## Exercise description
Repeat the records exactly. Every line must match.

## Given records
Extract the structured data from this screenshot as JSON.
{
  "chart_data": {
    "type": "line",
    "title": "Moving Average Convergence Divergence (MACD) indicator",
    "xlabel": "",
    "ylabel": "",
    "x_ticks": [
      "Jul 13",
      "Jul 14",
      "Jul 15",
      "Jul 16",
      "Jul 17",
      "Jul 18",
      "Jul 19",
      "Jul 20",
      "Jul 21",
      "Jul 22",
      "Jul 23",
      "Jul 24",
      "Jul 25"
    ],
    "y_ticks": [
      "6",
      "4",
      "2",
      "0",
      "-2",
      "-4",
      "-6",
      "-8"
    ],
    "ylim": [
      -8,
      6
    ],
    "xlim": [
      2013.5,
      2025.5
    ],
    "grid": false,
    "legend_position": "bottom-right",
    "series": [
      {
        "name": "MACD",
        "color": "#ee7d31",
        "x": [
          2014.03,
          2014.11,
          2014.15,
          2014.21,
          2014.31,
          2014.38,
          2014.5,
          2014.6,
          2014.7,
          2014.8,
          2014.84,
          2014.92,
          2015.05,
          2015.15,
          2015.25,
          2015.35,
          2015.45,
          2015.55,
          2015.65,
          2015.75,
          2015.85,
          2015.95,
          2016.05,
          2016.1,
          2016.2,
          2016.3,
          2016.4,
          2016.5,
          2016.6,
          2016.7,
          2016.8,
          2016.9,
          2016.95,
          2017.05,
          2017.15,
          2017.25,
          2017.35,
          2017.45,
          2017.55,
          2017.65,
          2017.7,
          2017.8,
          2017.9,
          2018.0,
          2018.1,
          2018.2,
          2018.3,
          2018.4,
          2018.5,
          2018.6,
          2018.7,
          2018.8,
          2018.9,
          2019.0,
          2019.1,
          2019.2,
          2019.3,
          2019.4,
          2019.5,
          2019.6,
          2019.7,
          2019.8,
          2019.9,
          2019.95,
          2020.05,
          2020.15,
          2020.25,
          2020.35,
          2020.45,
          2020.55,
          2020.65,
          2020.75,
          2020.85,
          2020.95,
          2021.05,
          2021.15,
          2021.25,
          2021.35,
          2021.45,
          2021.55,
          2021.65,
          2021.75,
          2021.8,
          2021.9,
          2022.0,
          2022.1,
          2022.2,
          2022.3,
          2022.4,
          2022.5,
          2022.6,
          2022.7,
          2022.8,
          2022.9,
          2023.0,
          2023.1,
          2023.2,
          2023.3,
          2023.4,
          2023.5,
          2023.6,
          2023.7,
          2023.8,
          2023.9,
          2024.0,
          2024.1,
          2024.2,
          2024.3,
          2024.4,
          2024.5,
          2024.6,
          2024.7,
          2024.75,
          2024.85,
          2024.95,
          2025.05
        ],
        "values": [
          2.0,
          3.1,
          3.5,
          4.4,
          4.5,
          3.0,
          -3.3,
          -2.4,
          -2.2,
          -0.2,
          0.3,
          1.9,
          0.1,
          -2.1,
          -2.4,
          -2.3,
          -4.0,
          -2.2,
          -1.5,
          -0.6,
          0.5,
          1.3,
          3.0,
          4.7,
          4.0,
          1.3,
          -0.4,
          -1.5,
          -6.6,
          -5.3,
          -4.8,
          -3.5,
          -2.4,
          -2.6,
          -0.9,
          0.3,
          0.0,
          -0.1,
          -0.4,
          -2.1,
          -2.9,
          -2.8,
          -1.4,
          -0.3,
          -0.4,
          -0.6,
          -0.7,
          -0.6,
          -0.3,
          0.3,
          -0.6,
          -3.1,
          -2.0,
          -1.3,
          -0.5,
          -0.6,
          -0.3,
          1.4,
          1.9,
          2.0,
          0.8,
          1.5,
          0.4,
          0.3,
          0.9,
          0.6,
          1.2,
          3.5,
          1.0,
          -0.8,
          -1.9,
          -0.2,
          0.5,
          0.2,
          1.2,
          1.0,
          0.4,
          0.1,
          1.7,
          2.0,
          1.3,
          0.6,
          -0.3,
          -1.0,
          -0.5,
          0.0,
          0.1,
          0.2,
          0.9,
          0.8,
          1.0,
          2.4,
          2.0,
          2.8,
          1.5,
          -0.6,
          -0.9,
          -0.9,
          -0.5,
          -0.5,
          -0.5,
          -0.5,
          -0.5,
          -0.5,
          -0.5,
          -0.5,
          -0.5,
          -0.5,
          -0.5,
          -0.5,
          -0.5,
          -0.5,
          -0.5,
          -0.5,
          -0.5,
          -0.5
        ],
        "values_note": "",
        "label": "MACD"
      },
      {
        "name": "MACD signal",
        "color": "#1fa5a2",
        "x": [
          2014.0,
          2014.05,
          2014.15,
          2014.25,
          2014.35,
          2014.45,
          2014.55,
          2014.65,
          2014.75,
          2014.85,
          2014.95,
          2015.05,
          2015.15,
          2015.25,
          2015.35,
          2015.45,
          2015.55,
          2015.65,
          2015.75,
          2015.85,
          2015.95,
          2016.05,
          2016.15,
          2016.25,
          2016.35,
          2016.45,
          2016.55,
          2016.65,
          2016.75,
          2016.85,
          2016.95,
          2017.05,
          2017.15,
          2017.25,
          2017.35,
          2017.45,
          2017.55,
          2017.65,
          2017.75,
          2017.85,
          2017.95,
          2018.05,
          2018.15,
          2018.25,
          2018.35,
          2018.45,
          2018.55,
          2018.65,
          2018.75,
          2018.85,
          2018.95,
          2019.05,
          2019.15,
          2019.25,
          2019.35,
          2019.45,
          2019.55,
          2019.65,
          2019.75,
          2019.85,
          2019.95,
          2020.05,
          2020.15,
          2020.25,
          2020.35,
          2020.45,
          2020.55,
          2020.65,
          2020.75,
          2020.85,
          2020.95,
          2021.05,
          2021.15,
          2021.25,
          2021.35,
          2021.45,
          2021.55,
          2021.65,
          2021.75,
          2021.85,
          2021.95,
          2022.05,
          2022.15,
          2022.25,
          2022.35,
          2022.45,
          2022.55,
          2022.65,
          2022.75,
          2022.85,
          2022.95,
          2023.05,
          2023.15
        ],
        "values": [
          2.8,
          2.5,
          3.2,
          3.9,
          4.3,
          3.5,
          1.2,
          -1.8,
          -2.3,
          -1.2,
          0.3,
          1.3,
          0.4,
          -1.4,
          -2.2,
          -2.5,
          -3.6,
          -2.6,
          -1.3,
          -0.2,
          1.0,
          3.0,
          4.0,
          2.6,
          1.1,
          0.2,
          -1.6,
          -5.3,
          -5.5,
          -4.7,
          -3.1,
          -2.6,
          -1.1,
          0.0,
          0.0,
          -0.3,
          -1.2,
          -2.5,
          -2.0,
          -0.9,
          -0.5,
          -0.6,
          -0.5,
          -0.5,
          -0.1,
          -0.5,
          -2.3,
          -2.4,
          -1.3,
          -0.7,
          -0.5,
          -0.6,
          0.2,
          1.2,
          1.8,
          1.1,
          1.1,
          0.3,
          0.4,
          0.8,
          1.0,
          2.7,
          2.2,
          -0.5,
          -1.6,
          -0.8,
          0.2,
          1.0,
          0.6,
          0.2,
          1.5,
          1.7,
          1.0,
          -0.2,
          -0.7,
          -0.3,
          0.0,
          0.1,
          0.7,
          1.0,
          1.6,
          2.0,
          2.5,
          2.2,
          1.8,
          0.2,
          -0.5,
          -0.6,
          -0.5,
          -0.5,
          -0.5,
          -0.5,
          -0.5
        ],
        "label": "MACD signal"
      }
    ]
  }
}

## Finished exercise
Extract the structured data from this screenshot as JSON.
{
  "chart_data": {
    "type": "line",
    "title": "Moving Average Convergence Divergence (MACD) indicator",
    "xlabel": "",
    "ylabel": "",
    "x_ticks": [
      "Jul 13",
      "Jul 14",
      "Jul 15",
      "Jul 16",
      "Jul 17",
      "Jul 18",
      "Jul 19",
      "Jul 20",
      "Jul 21",
      "Jul 22",
      "Jul 23",
      "Jul 24",
      "Jul 25"
    ],
    "y_ticks": [
      "6",
      "4",
      "2",
      "0",
      "-2",
      "-4",
      "-6",
      "-8"
    ],
    "ylim": [
      -8,
      6
    ],
    "xlim": [
      2013.5,
      2025.5
    ],
    "grid": false,
    "legend_position": "bottom-right",
    "series": [
      {
        "name": "MACD",
        "color": "#ee7d31",
        "x": [
          2014.03,
          2014.11,
          2014.15,
          2014.21,
          2014.31,
          2014.38,
          2014.5,
          2014.6,
          2014.7,
          2014.8,
          2014.84,
          2014.92,
          2015.05,
          2015.15,
          2015.25,
          2015.35,
          2015.45,
          2015.55,
          2015.65,
          2015.75,
          2015.85,
          2015.95,
          2016.05,
          2016.1,
          2016.2,
          2016.3,
          2016.4,
          2016.5,
          2016.6,
          2016.7,
          2016.8,
          2016.9,
          2016.95,
          2017.05,
          2017.15,
          2017.25,
          2017.35,
          2017.45,
          2017.55,
          2017.65,
          2017.7,
          2017.8,
          2017.9,
          2018.0,
          2018.1,
          2018.2,
          2018.3,
          2018.4,
          2018.5,
          2018.6,
          2018.7,
          2018.8,
          2018.9,
          2019.0,
          2019.1,
          2019.2,
          2019.3,
          2019.4,
          2019.5,
          2019.6,
          2019.7,
          2019.8,
          2019.9,
          2019.95,
          2020.05,
          2020.15,
          2020.25,
          2020.35,
          2020.45,
          2020.55,
          2020.65,
          2020.75,
          2020.85,
          2020.95,
          2021.05,
          2021.15,
          2021.25,
          2021.35,
          2021.45,
          2021.55,
          2021.65,
          2021.75,
          2021.8,
          2021.9,
          2022.0,
          2022.1,
          2022.2,
          2022.3,
          2022.4,
          2022.5,
          2022.6,
          2022.7,
          2022.8,
          2022.9,
          2023.0,
          2023.1,
          2023.2,
          2023.3,
          2023.4,
          2023.5,
          2023.6,
          2023.7,
          2023.8,
          2023.9,
          2024.0,
          2024.1,
          2024.2,
          2024.3,
          2024.4,
          2024.5,
          2024.6,
          2024.7,
          2024.75,
          2024.85,
          2024.95,
          2025.05
        ],
        "values": [
          2.0,
          3.1,
          3.5,
          4.4,
          4.5,
          3.0,
          -3.3,
          -2.4,
          -2.2,
          -0.2,
          0.3,
          1.9,
          0.1,
          -2.1,
          -2.4,
          -2.3,
          -4.0,
          -2.2,
          -1.5,
          -0.6,
          0.5,
          1.3,
          3.0,
          4.7,
          4.0,
          1.3,
          -0.4,
          -1.5,
          -6.6,
          -5.3,
          -4.8,
          -3.5,
          -2.4,
          -2.6,
          -0.9,
          0.3,
          0.0,
          -0.1,
          -0.4,
          -2.1,
          -2.9,
          -2.8,
          -1.4,
          -0.3,
          -0.4,
          -0.6,
          -0.7,
          -0.6,
          -0.3,
          0.3,
          -0.6,
          -3.1,
          -2.0,
          -1.3,
          -0.5,
          -0.6,
          -0.3,
          1.4,
          1.9,
          2.0,
          0.8,
          1.5,
          0.4,
          0.3,
          0.9,
          0.6,
          1.2,
          3.5,
          1.0,
          -0.8,
          -1.9,
          -0.2,
          0.5,
          0.2,
          1.2,
          1.0,
          0.4,
          0.1,
          1.7,
          2.0,
          1.3,
          0.6,
          -0.3,
          -1.0,
          -0.5,
          0.0,
          0.1,
          0.2,
          0.9,
          0.8,
          1.0,
          2.4,
          2.0,
          2.8,
          1.5,
          -0.6,
          -0.9,
          -0.9,
          -0.5,
          -0.5,
          -0.5,
          -0.5,
          -0.5,
          -0.5,
          -0.5,
          -0.5,
          -0.5,
          -0.5,
          -0.5,
          -0.5,
          -0.5,
          -0.5,
          -0.5,
          -0.5,
          -0.5,
          -0.5
        ],
        "values_note": "",
        "label": "MACD"
      },
      {
        "name": "MACD signal",
        "color": "#1fa5a2",
        "x": [
          2014.0,
          2014.05,
          2014.15,
          2014.25,
          2014.35,
          2014.45,
          2014.55,
          2014.65,
          2014.75,
          2014.85,
          2014.95,
          2015.05,
          2015.15,
          2015.25,
          2015.35,
          2015.45,
          2015.55,
          2015.65,
          2015.75,
          2015.85,
          2015.95,
          2016.05,
          2016.15,
          2016.25,
          2016.35,
          2016.45,
          2016.55,
          2016.65,
          2016.75,
          2016.85,
          2016.95,
          2017.05,
          2017.15,
          2017.25,
          2017.35,
          2017.45,
          2017.55,
          2017.65,
          2017.75,
          2017.85,
          2017.95,
          2018.05,
          2018.15,
          2018.25,
          2018.35,
          2018.45,
          2018.55,
          2018.65,
          2018.75,
          2018.85,
          2018.95,
          2019.05,
          2019.15,
          2019.25,
          2019.35,
          2019.45,
          2019.55,
          2019.65,
          2019.75,
          2019.85,
          2019.95,
          2020.05,
          2020.15,
          2020.25,
          2020.35,
          2020.45,
          2020.55,
          2020.65,
          2020.75,
          2020.85,
          2020.95,
          2021.05,
          2021.15,
          2021.25,
          2021.35,
          2021.45,
          2021.55,
          2021.65,
          2021.75,
          2021.85,
          2021.95,
          2022.05,
          2022.15,
          2022.25,
          2022.35,
          2022.45,
          2022.55,
          2022.65,
          2022.75,
          2022.85,
          2022.95,
          2023.05,
          2023.15
        ],
        "values": [
          2.8,
          2.5,
          3.2,
          3.9,
          4.3,
          3.5,
          1.2,
          -1.8,
          -2.3,
          -1.2,
          0.3,
          1.3,
          0.4,
          -1.4,
          -2.2,
          -2.5,
          -3.6,
          -2.6,
          -1.3,
          -0.2,
          1.0,
          3.0,
          4.0,
          2.6,
          1.1,
          0.2,
          -1.6,
          -5.3,
          -5.5,
          -4.7,
          -3.1,
          -2.6,
          -1.1,
          0.0,
          0.0,
          -0.3,
          -1.2,
          -2.5,
          -2.0,
          -0.9,
          -0.5,
          -0.6,
          -0.5,
          -0.5,
          -0.1,
          -0.5,
          -2.3,
          -2.4,
          -1.3,
          -0.7,
          -0.5,
          -0.6,
          0.2,
          1.2,
          1.8,
          1.1,
          1.1,
          0.3,
          0.4,
          0.8,
          1.0,
          2.7,
          2.2,
          -0.5,
          -1.6,
          -0.8,
          0.2,
          1.0,
          0.6,
          0.2,
          1.5,
          1.7,
          1.0,
          -0.2,
          -0.7,
          -0.3,
          0.0,
          0.1,
          0.7,
          1.0,
          1.6,
          2.0,
          2.5,
          2.2,
          1.8,
          0.2,
          -0.5,
          -0.6,
          -0.5,
          -0.5,
          -0.5,
          -0.5,
          -0.5
        ],
        "label": "MACD signal"
      }
    ]
  }
}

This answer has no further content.